Sift the listing for lines that hold the string "très" and pull them out.

Data entries
+ + + +

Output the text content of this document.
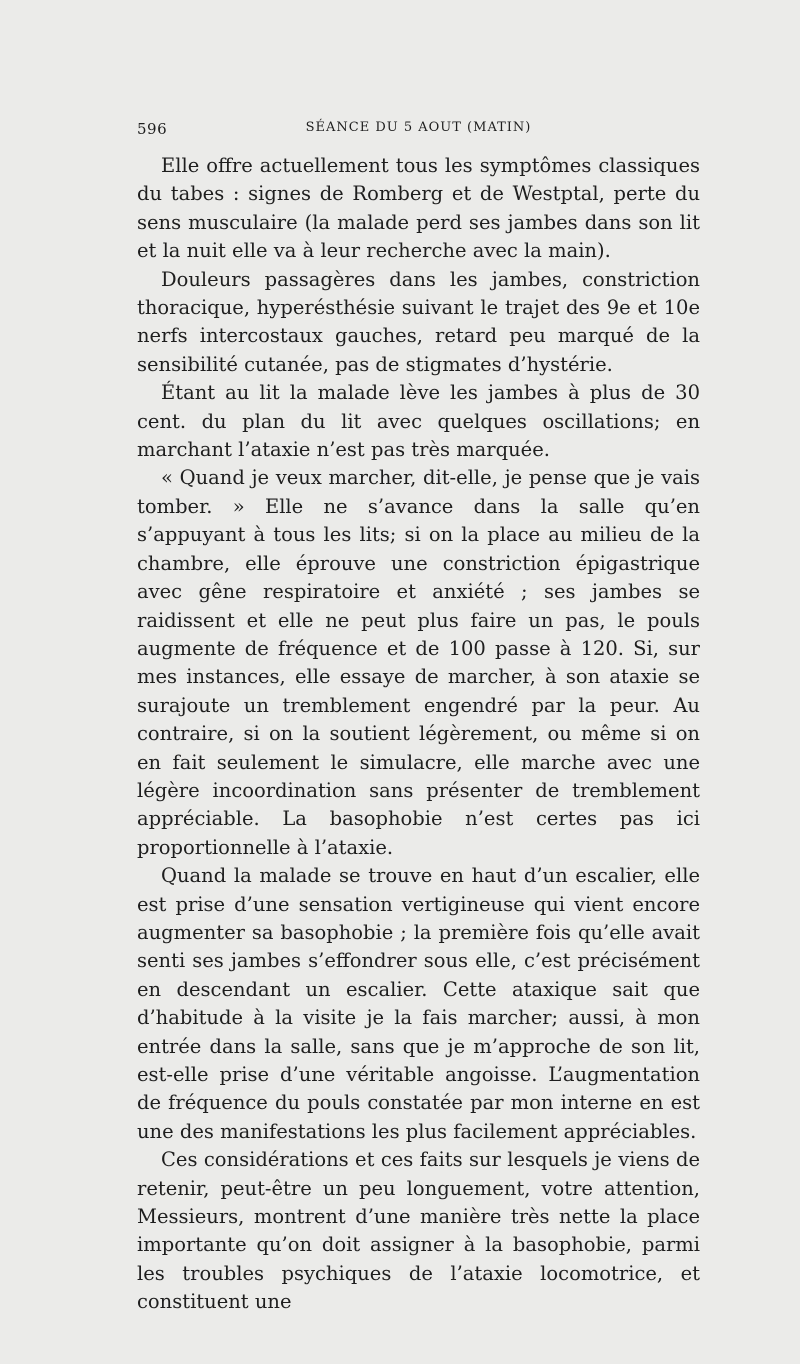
596	SÉANCE DU 5 AOUT (MATIN)

Elle offre actuellement tous les symptômes classiques du tabes : signes de Romberg et de Westptal, perte du sens musculaire (la malade perd ses jambes dans son lit et la nuit elle va à leur recherche avec la main).

Douleurs passagères dans les jambes, constriction thoracique, hyperésthésie suivant le trajet des 9e et 10e nerfs intercostaux gauches, retard peu marqué de la sensibilité cutanée, pas de stigmates d’hystérie.

Étant au lit la malade lève les jambes à plus de 30 cent. du plan du lit avec quelques oscillations; en marchant l’ataxie n’est pas très marquée.

« Quand je veux marcher, dit-elle, je pense que je vais tomber. » Elle ne s’avance dans la salle qu’en s’appuyant à tous les lits; si on la place au milieu de la chambre, elle éprouve une constriction épigastrique avec gêne respiratoire et anxiété ; ses jambes se raidissent et elle ne peut plus faire un pas, le pouls augmente de fréquence et de 100 passe à 120. Si, sur mes instances, elle essaye de marcher, à son ataxie se surajoute un tremblement engendré par la peur. Au contraire, si on la soutient légèrement, ou même si on en fait seulement le simulacre, elle marche avec une légère incoordination sans présenter de tremblement appréciable. La basophobie n’est certes pas ici proportionnelle à l’ataxie.

Quand la malade se trouve en haut d’un escalier, elle est prise d’une sensation vertigineuse qui vient encore augmenter sa basophobie ; la première fois qu’elle avait senti ses jambes s’effondrer sous elle, c’est précisément en descendant un escalier. Cette ataxique sait que d’habitude à la visite je la fais marcher; aussi, à mon entrée dans la salle, sans que je m’approche de son lit, est-elle prise d’une véritable angoisse. L’augmentation de fréquence du pouls constatée par mon interne en est une des manifestations les plus facilement appréciables.

Ces considérations et ces faits sur lesquels je viens de retenir, peut-être un peu longuement, votre attention, Messieurs, montrent d’une manière très nette la place importante qu’on doit assigner à la basophobie, parmi les troubles psychiques de l’ataxie locomotrice, et constituent une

+ + + +

**Complete answer**.
Étant au lit la malade lève les jambes à plus de 30 cent. du plan du lit avec quelques oscillations; en marchant l’ataxie n’est pas très marquée.
Ces considérations et ces faits sur lesquels je viens de retenir, peut-être un peu longuement, votre attention, Messieurs, montrent d’une manière très nette la place importante qu’on doit assigner à la basophobie, parmi les troubles psychiques de l’ataxie locomotrice, et constituent une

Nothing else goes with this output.